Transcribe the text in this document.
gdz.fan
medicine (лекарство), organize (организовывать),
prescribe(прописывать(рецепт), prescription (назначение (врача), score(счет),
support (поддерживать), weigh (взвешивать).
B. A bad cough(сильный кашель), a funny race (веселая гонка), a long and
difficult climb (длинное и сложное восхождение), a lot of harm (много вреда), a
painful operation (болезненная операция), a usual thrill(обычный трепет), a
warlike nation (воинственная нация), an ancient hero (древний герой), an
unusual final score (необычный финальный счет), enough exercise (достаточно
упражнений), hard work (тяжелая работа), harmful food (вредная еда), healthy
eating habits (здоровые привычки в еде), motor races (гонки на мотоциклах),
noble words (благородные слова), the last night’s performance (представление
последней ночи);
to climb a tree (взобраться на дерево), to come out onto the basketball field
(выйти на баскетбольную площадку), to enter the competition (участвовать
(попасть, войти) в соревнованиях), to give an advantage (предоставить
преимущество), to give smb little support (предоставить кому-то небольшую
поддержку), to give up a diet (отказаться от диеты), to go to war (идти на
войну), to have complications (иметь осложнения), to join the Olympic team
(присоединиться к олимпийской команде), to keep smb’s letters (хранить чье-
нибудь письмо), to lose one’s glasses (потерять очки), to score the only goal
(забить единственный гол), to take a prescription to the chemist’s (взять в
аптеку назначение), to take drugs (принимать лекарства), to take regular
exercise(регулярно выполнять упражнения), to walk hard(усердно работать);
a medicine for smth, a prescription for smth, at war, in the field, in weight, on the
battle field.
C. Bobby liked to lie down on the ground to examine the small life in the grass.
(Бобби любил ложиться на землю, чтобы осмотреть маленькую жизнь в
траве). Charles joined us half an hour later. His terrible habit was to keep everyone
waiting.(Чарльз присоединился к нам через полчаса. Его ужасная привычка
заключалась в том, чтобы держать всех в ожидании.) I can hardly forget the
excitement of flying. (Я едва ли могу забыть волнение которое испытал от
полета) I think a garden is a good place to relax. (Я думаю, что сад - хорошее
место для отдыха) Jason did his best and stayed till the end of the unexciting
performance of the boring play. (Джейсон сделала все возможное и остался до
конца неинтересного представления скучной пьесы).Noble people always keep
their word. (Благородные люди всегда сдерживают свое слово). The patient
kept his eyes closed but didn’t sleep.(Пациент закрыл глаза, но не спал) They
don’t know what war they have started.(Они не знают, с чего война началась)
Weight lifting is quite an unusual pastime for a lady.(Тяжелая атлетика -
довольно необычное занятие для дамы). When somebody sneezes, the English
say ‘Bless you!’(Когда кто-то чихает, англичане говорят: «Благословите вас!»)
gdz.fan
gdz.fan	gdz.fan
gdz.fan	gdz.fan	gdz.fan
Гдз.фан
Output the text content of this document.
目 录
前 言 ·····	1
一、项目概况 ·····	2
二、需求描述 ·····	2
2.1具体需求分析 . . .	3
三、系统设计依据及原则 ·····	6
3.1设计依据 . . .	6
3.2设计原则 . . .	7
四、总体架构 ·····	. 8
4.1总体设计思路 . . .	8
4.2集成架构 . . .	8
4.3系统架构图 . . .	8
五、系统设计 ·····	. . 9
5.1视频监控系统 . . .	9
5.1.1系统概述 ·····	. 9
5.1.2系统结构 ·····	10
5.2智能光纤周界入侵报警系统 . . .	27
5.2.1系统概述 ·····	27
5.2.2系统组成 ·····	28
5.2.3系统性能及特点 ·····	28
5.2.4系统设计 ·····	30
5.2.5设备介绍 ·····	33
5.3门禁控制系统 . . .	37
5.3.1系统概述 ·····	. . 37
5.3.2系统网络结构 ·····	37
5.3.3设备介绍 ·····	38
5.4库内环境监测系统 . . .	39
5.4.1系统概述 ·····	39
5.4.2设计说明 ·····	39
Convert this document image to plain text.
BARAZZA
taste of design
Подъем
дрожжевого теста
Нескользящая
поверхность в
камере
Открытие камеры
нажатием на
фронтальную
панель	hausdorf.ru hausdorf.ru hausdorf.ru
● ● ● ● ● ● ●
*Work required*:
Make an exact copy of all the data.

*Written answer*:
Transcribe the text in this document.
gdz.fan
medicine (лекарство), organize (организовывать),
prescribe(прописывать(рецепт), prescription (назначение (врача), score(счет),
support (поддерживать), weigh (взвешивать).
B. A bad cough(сильный кашель), a funny race (веселая гонка), a long and
difficult climb (длинное и сложное восхождение), a lot of harm (много вреда), a
painful operation (болезненная операция), a usual thrill(обычный трепет), a
warlike nation (воинственная нация), an ancient hero (древний герой), an
unusual final score (необычный финальный счет), enough exercise (достаточно
упражнений), hard work (тяжелая работа), harmful food (вредная еда), healthy
eating habits (здоровые привычки в еде), motor races (гонки на мотоциклах),
noble words (благородные слова), the last night’s performance (представление
последней ночи);
to climb a tree (взобраться на дерево), to come out onto the basketball field
(выйти на баскетбольную площадку), to enter the competition (участвовать
(попасть, войти) в соревнованиях), to give an advantage (предоставить
преимущество), to give smb little support (предоставить кому-то небольшую
поддержку), to give up a diet (отказаться от диеты), to go to war (идти на
войну), to have complications (иметь осложнения), to join the Olympic team
(присоединиться к олимпийской команде), to keep smb’s letters (хранить чье-
нибудь письмо), to lose one’s glasses (потерять очки), to score the only goal
(забить единственный гол), to take a prescription to the chemist’s (взять в
аптеку назначение), to take drugs (принимать лекарства), to take regular
exercise(регулярно выполнять упражнения), to walk hard(усердно работать);
a medicine for smth, a prescription for smth, at war, in the field, in weight, on the
battle field.
C. Bobby liked to lie down on the ground to examine the small life in the grass.
(Бобби любил ложиться на землю, чтобы осмотреть маленькую жизнь в
траве). Charles joined us half an hour later. His terrible habit was to keep everyone
waiting.(Чарльз присоединился к нам через полчаса. Его ужасная привычка
заключалась в том, чтобы держать всех в ожидании.) I can hardly forget the
excitement of flying. (Я едва ли могу забыть волнение которое испытал от
полета) I think a garden is a good place to relax. (Я думаю, что сад - хорошее
место для отдыха) Jason did his best and stayed till the end of the unexciting
performance of the boring play. (Джейсон сделала все возможное и остался до
конца неинтересного представления скучной пьесы).Noble people always keep
their word. (Благородные люди всегда сдерживают свое слово). The patient
kept his eyes closed but didn’t sleep.(Пациент закрыл глаза, но не спал) They
don’t know what war they have started.(Они не знают, с чего война началась)
Weight lifting is quite an unusual pastime for a lady.(Тяжелая атлетика -
довольно необычное занятие для дамы). When somebody sneezes, the English
say ‘Bless you!’(Когда кто-то чихает, англичане говорят: «Благословите вас!»)
gdz.fan
gdz.fan	gdz.fan
gdz.fan	gdz.fan	gdz.fan
Гдз.фан
Output the text content of this document.
目 录
前 言 ·····	1
一、项目概况 ·····	2
二、需求描述 ·····	2
2.1具体需求分析 . . .	3
三、系统设计依据及原则 ·····	6
3.1设计依据 . . .	6
3.2设计原则 . . .	7
四、总体架构 ·····	. 8
4.1总体设计思路 . . .	8
4.2集成架构 . . .	8
4.3系统架构图 . . .	8
五、系统设计 ·····	. . 9
5.1视频监控系统 . . .	9
5.1.1系统概述 ·····	. 9
5.1.2系统结构 ·····	10
5.2智能光纤周界入侵报警系统 . . .	27
5.2.1系统概述 ·····	27
5.2.2系统组成 ·····	28
5.2.3系统性能及特点 ·····	28
5.2.4系统设计 ·····	30
5.2.5设备介绍 ·····	33
5.3门禁控制系统 . . .	37
5.3.1系统概述 ·····	. . 37
5.3.2系统网络结构 ·····	37
5.3.3设备介绍 ·····	38
5.4库内环境监测系统 . . .	39
5.4.1系统概述 ·····	39
5.4.2设计说明 ·····	39
Convert this document image to plain text.
BARAZZA
taste of design
Подъем
дрожжевого теста
Нескользящая
поверхность в
камере
Открытие камеры
нажатием на
фронтальную
панель	hausdorf.ru hausdorf.ru hausdorf.ru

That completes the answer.